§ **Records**
-- START --

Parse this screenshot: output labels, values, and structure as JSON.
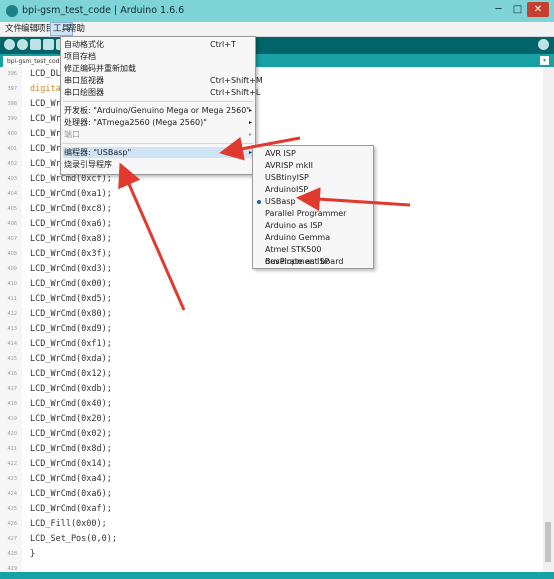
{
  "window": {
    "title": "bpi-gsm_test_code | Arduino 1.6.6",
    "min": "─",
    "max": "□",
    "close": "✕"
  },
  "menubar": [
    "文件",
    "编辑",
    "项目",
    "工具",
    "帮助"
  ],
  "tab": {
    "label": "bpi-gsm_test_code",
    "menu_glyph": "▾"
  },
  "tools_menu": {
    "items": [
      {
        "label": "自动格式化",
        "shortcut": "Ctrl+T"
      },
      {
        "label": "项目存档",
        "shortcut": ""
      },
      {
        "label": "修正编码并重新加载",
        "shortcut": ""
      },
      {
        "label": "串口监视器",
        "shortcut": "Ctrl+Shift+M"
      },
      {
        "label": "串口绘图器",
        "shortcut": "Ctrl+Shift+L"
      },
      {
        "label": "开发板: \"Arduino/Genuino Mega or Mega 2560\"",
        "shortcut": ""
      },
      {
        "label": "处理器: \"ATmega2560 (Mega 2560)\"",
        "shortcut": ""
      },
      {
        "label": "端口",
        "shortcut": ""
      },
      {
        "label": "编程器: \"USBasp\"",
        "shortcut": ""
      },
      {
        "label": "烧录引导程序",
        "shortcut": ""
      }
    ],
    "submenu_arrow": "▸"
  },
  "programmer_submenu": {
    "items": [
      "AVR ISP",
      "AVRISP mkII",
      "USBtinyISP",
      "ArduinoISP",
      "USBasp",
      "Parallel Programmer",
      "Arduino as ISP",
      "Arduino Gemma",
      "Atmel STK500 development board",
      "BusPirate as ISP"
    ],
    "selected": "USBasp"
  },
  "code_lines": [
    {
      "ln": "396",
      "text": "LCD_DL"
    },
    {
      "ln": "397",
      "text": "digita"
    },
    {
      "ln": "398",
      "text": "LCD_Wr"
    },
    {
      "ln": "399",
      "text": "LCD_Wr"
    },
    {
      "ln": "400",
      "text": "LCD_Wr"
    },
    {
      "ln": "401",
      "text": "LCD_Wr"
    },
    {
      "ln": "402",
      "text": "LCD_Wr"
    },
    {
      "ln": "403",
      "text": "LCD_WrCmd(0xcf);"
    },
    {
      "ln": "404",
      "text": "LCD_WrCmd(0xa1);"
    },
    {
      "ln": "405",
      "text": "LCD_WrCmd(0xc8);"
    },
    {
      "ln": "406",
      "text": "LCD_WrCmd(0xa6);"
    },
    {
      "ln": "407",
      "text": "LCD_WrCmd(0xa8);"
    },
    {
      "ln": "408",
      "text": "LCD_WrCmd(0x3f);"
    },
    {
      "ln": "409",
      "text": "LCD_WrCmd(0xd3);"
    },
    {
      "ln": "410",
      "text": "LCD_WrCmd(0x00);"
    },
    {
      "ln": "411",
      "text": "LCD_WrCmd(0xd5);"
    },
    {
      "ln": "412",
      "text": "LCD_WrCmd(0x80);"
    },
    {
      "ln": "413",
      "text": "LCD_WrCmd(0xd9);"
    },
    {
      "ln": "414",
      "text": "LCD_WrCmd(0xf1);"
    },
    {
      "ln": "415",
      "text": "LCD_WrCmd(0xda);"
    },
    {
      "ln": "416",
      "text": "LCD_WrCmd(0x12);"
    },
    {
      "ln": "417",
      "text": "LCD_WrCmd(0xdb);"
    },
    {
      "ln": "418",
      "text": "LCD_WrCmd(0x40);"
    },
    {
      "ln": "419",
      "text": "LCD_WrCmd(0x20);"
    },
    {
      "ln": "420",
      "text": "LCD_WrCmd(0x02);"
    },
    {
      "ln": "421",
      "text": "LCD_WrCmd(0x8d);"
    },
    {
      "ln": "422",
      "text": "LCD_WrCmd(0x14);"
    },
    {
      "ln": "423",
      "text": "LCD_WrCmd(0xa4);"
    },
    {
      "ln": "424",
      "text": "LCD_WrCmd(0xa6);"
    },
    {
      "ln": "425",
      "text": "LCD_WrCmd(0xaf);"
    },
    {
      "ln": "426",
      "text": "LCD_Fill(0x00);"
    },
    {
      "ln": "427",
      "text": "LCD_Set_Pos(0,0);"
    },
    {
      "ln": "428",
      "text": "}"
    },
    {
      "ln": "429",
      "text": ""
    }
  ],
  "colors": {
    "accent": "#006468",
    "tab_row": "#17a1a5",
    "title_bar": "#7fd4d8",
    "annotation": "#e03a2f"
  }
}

-- END --

§ **TASK**
Omit all pictures while transcribing the entries verbatim.

§ **EXERCISE RESULT**
Parse this screenshot: output labels, values, and structure as JSON.
{
  "window": {
    "title": "bpi-gsm_test_code | Arduino 1.6.6",
    "min": "─",
    "max": "□",
    "close": "✕"
  },
  "menubar": [
    "文件",
    "编辑",
    "项目",
    "工具",
    "帮助"
  ],
  "tab": {
    "label": "bpi-gsm_test_code",
    "menu_glyph": "▾"
  },
  "tools_menu": {
    "items": [
      {
        "label": "自动格式化",
        "shortcut": "Ctrl+T"
      },
      {
        "label": "项目存档",
        "shortcut": ""
      },
      {
        "label": "修正编码并重新加载",
        "shortcut": ""
      },
      {
        "label": "串口监视器",
        "shortcut": "Ctrl+Shift+M"
      },
      {
        "label": "串口绘图器",
        "shortcut": "Ctrl+Shift+L"
      },
      {
        "label": "开发板: \"Arduino/Genuino Mega or Mega 2560\"",
        "shortcut": ""
      },
      {
        "label": "处理器: \"ATmega2560 (Mega 2560)\"",
        "shortcut": ""
      },
      {
        "label": "端口",
        "shortcut": ""
      },
      {
        "label": "编程器: \"USBasp\"",
        "shortcut": ""
      },
      {
        "label": "烧录引导程序",
        "shortcut": ""
      }
    ],
    "submenu_arrow": "▸"
  },
  "programmer_submenu": {
    "items": [
      "AVR ISP",
      "AVRISP mkII",
      "USBtinyISP",
      "ArduinoISP",
      "USBasp",
      "Parallel Programmer",
      "Arduino as ISP",
      "Arduino Gemma",
      "Atmel STK500 development board",
      "BusPirate as ISP"
    ],
    "selected": "USBasp"
  },
  "code_lines": [
    {
      "ln": "396",
      "text": "LCD_DL"
    },
    {
      "ln": "397",
      "text": "digita"
    },
    {
      "ln": "398",
      "text": "LCD_Wr"
    },
    {
      "ln": "399",
      "text": "LCD_Wr"
    },
    {
      "ln": "400",
      "text": "LCD_Wr"
    },
    {
      "ln": "401",
      "text": "LCD_Wr"
    },
    {
      "ln": "402",
      "text": "LCD_Wr"
    },
    {
      "ln": "403",
      "text": "LCD_WrCmd(0xcf);"
    },
    {
      "ln": "404",
      "text": "LCD_WrCmd(0xa1);"
    },
    {
      "ln": "405",
      "text": "LCD_WrCmd(0xc8);"
    },
    {
      "ln": "406",
      "text": "LCD_WrCmd(0xa6);"
    },
    {
      "ln": "407",
      "text": "LCD_WrCmd(0xa8);"
    },
    {
      "ln": "408",
      "text": "LCD_WrCmd(0x3f);"
    },
    {
      "ln": "409",
      "text": "LCD_WrCmd(0xd3);"
    },
    {
      "ln": "410",
      "text": "LCD_WrCmd(0x00);"
    },
    {
      "ln": "411",
      "text": "LCD_WrCmd(0xd5);"
    },
    {
      "ln": "412",
      "text": "LCD_WrCmd(0x80);"
    },
    {
      "ln": "413",
      "text": "LCD_WrCmd(0xd9);"
    },
    {
      "ln": "414",
      "text": "LCD_WrCmd(0xf1);"
    },
    {
      "ln": "415",
      "text": "LCD_WrCmd(0xda);"
    },
    {
      "ln": "416",
      "text": "LCD_WrCmd(0x12);"
    },
    {
      "ln": "417",
      "text": "LCD_WrCmd(0xdb);"
    },
    {
      "ln": "418",
      "text": "LCD_WrCmd(0x40);"
    },
    {
      "ln": "419",
      "text": "LCD_WrCmd(0x20);"
    },
    {
      "ln": "420",
      "text": "LCD_WrCmd(0x02);"
    },
    {
      "ln": "421",
      "text": "LCD_WrCmd(0x8d);"
    },
    {
      "ln": "422",
      "text": "LCD_WrCmd(0x14);"
    },
    {
      "ln": "423",
      "text": "LCD_WrCmd(0xa4);"
    },
    {
      "ln": "424",
      "text": "LCD_WrCmd(0xa6);"
    },
    {
      "ln": "425",
      "text": "LCD_WrCmd(0xaf);"
    },
    {
      "ln": "426",
      "text": "LCD_Fill(0x00);"
    },
    {
      "ln": "427",
      "text": "LCD_Set_Pos(0,0);"
    },
    {
      "ln": "428",
      "text": "}"
    },
    {
      "ln": "429",
      "text": ""
    }
  ],
  "colors": {
    "accent": "#006468",
    "tab_row": "#17a1a5",
    "title_bar": "#7fd4d8",
    "annotation": "#e03a2f"
  }
}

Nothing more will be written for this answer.